• [WHAT YOU NEED TO DO]: Search the records for "screenshot". Copy every line where it appears.

• [DATA LISTING]:

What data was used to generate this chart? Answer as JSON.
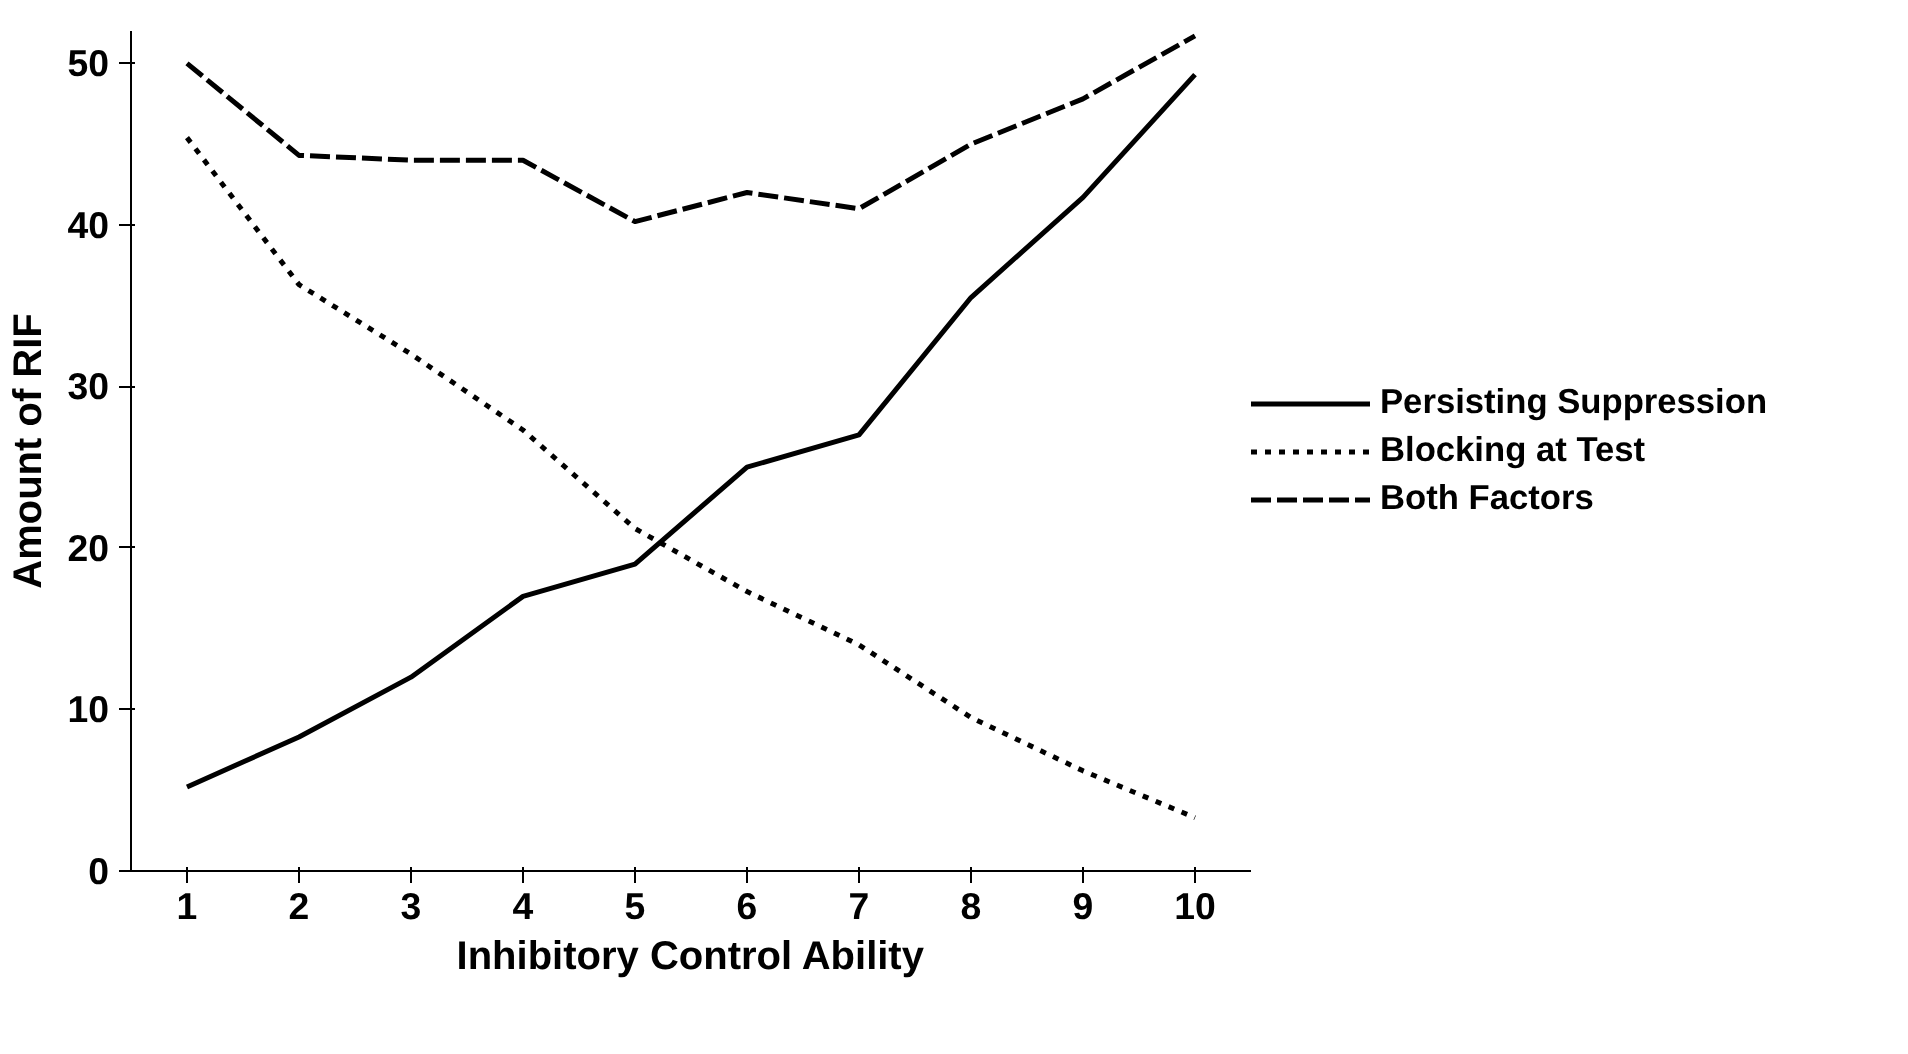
{
  "chart_data": {
    "type": "line",
    "xlabel": "Inhibitory Control Ability",
    "ylabel": "Amount of RIF",
    "x": [
      1,
      2,
      3,
      4,
      5,
      6,
      7,
      8,
      9,
      10
    ],
    "xlim": [
      0.5,
      10.5
    ],
    "xticks": [
      1,
      2,
      3,
      4,
      5,
      6,
      7,
      8,
      9,
      10
    ],
    "ylim": [
      0,
      52
    ],
    "yticks": [
      0,
      10,
      20,
      30,
      40,
      50
    ],
    "grid": false,
    "legend": "right",
    "series": [
      {
        "name": "Persisting Suppression",
        "color": "#000000",
        "line_style": "solid",
        "values": [
          5.2,
          8.3,
          12,
          17,
          19,
          25,
          27,
          35.5,
          41.7,
          49.3
        ]
      },
      {
        "name": "Blocking at Test",
        "color": "#000000",
        "line_style": "dotted",
        "values": [
          45.4,
          36.3,
          32,
          27.3,
          21.2,
          17.3,
          14,
          9.5,
          6.2,
          3.3
        ]
      },
      {
        "name": "Both Factors",
        "color": "#000000",
        "line_style": "dashed",
        "values": [
          50,
          44.3,
          44,
          44,
          40.2,
          42,
          41,
          45,
          47.8,
          51.7
        ]
      }
    ]
  }
}
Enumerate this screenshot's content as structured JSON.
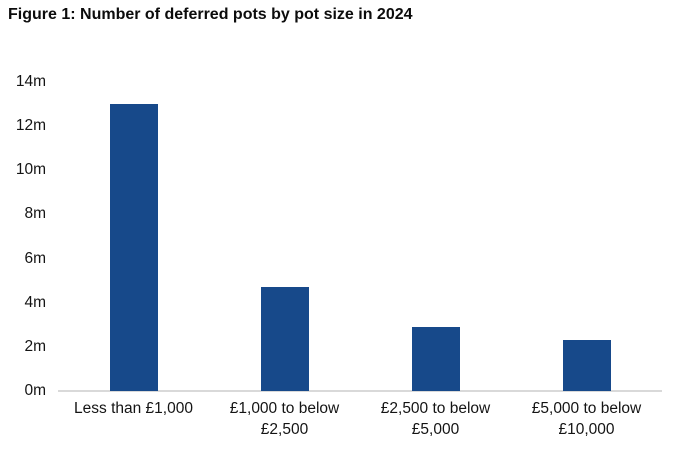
{
  "chart_data": {
    "type": "bar",
    "title": "Figure 1: Number of deferred pots by pot size in 2024",
    "categories": [
      "Less than £1,000",
      "£1,000 to below £2,500",
      "£2,500 to below £5,000",
      "£5,000 to below £10,000"
    ],
    "values": [
      13.0,
      4.7,
      2.9,
      2.3
    ],
    "unit": "millions of pots",
    "xlabel": "",
    "ylabel": "",
    "ylim": [
      0,
      14
    ],
    "yticks": [
      {
        "value": 0,
        "label": "0m"
      },
      {
        "value": 2,
        "label": "2m"
      },
      {
        "value": 4,
        "label": "4m"
      },
      {
        "value": 6,
        "label": "6m"
      },
      {
        "value": 8,
        "label": "8m"
      },
      {
        "value": 10,
        "label": "10m"
      },
      {
        "value": 12,
        "label": "12m"
      },
      {
        "value": 14,
        "label": "14m"
      }
    ],
    "grid": false,
    "legend": false,
    "bar_color": "#17498a",
    "axis_line_color": "#d9d9d9",
    "title_color": "#0c0c0c",
    "label_color": "#141414",
    "background_color": "#ffffff"
  }
}
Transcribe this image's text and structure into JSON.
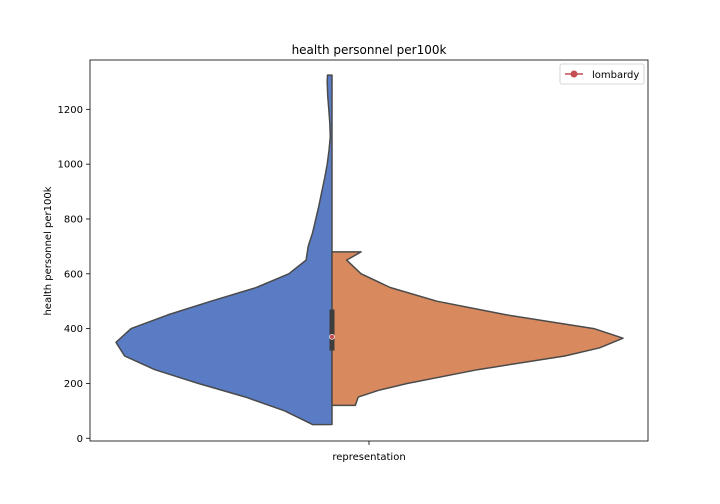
{
  "chart_data": {
    "type": "violin",
    "title": "health personnel per100k",
    "xlabel": "",
    "ylabel": "health personnel per100k",
    "categories": [
      "representation"
    ],
    "ylim": [
      -10,
      1380
    ],
    "yticks": [
      0,
      200,
      400,
      600,
      800,
      1000,
      1200
    ],
    "series": [
      {
        "name": "",
        "side": "left",
        "color": "#5a7cc5",
        "range": [
          50,
          1325
        ],
        "density": [
          [
            50,
            0.09
          ],
          [
            100,
            0.22
          ],
          [
            150,
            0.4
          ],
          [
            200,
            0.62
          ],
          [
            250,
            0.82
          ],
          [
            300,
            0.96
          ],
          [
            350,
            1.0
          ],
          [
            400,
            0.93
          ],
          [
            450,
            0.76
          ],
          [
            500,
            0.56
          ],
          [
            550,
            0.35
          ],
          [
            600,
            0.2
          ],
          [
            650,
            0.12
          ],
          [
            700,
            0.11
          ],
          [
            750,
            0.09
          ],
          [
            800,
            0.075
          ],
          [
            850,
            0.06
          ],
          [
            900,
            0.047
          ],
          [
            950,
            0.034
          ],
          [
            1000,
            0.022
          ],
          [
            1050,
            0.014
          ],
          [
            1100,
            0.008
          ],
          [
            1150,
            0.01
          ],
          [
            1200,
            0.015
          ],
          [
            1250,
            0.02
          ],
          [
            1300,
            0.022
          ],
          [
            1325,
            0.021
          ]
        ]
      },
      {
        "name": "",
        "side": "right",
        "color": "#d88a5e",
        "range": [
          120,
          680
        ],
        "density": [
          [
            120,
            0.08
          ],
          [
            150,
            0.09
          ],
          [
            175,
            0.16
          ],
          [
            200,
            0.26
          ],
          [
            250,
            0.5
          ],
          [
            300,
            0.8
          ],
          [
            330,
            0.92
          ],
          [
            365,
            1.0
          ],
          [
            400,
            0.9
          ],
          [
            450,
            0.6
          ],
          [
            500,
            0.36
          ],
          [
            550,
            0.2
          ],
          [
            600,
            0.1
          ],
          [
            650,
            0.05
          ],
          [
            680,
            0.1
          ]
        ]
      }
    ],
    "box": {
      "q1": 320,
      "q3": 470,
      "median": 370
    },
    "markers": [
      {
        "name": "lombardy",
        "value": 370,
        "color": "#c44e52"
      }
    ],
    "legend": {
      "position": "upper-right",
      "entries": [
        "lombardy"
      ]
    }
  }
}
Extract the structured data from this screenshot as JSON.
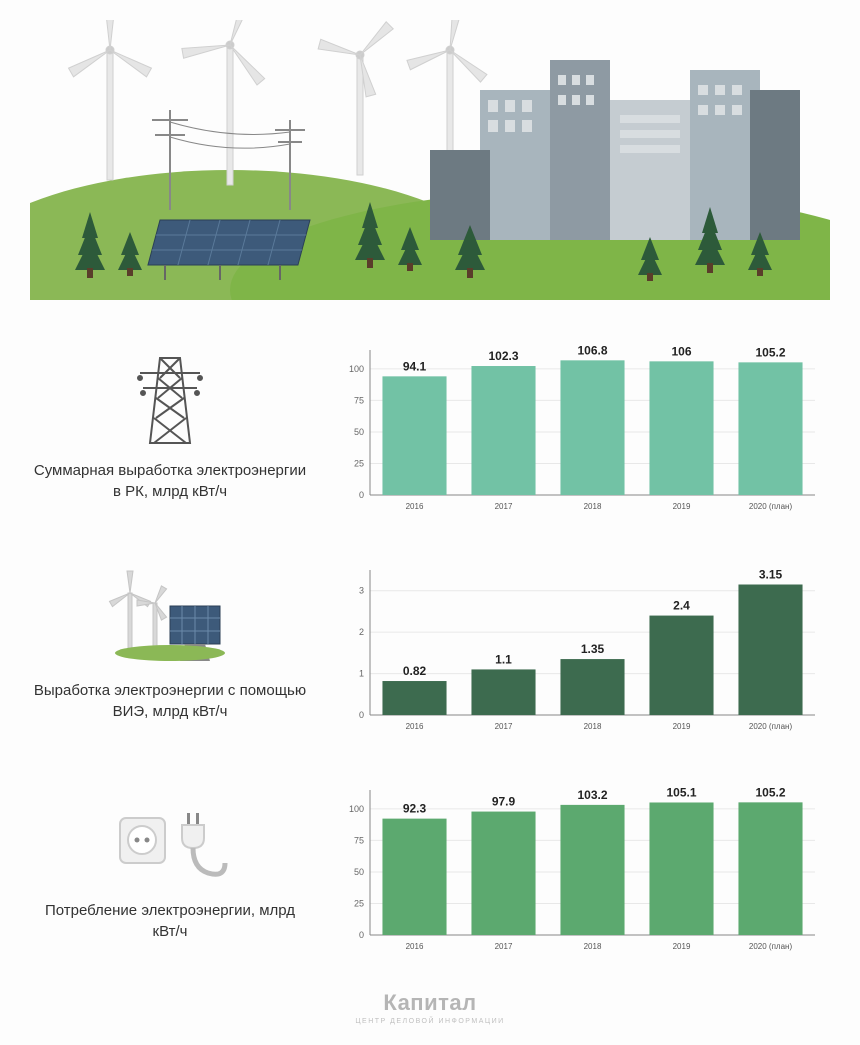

• [CORRECT RESPONSE]:
Enumerate this screenshot's content as structured JSON.
Extract the structured data from this screenshot as JSON.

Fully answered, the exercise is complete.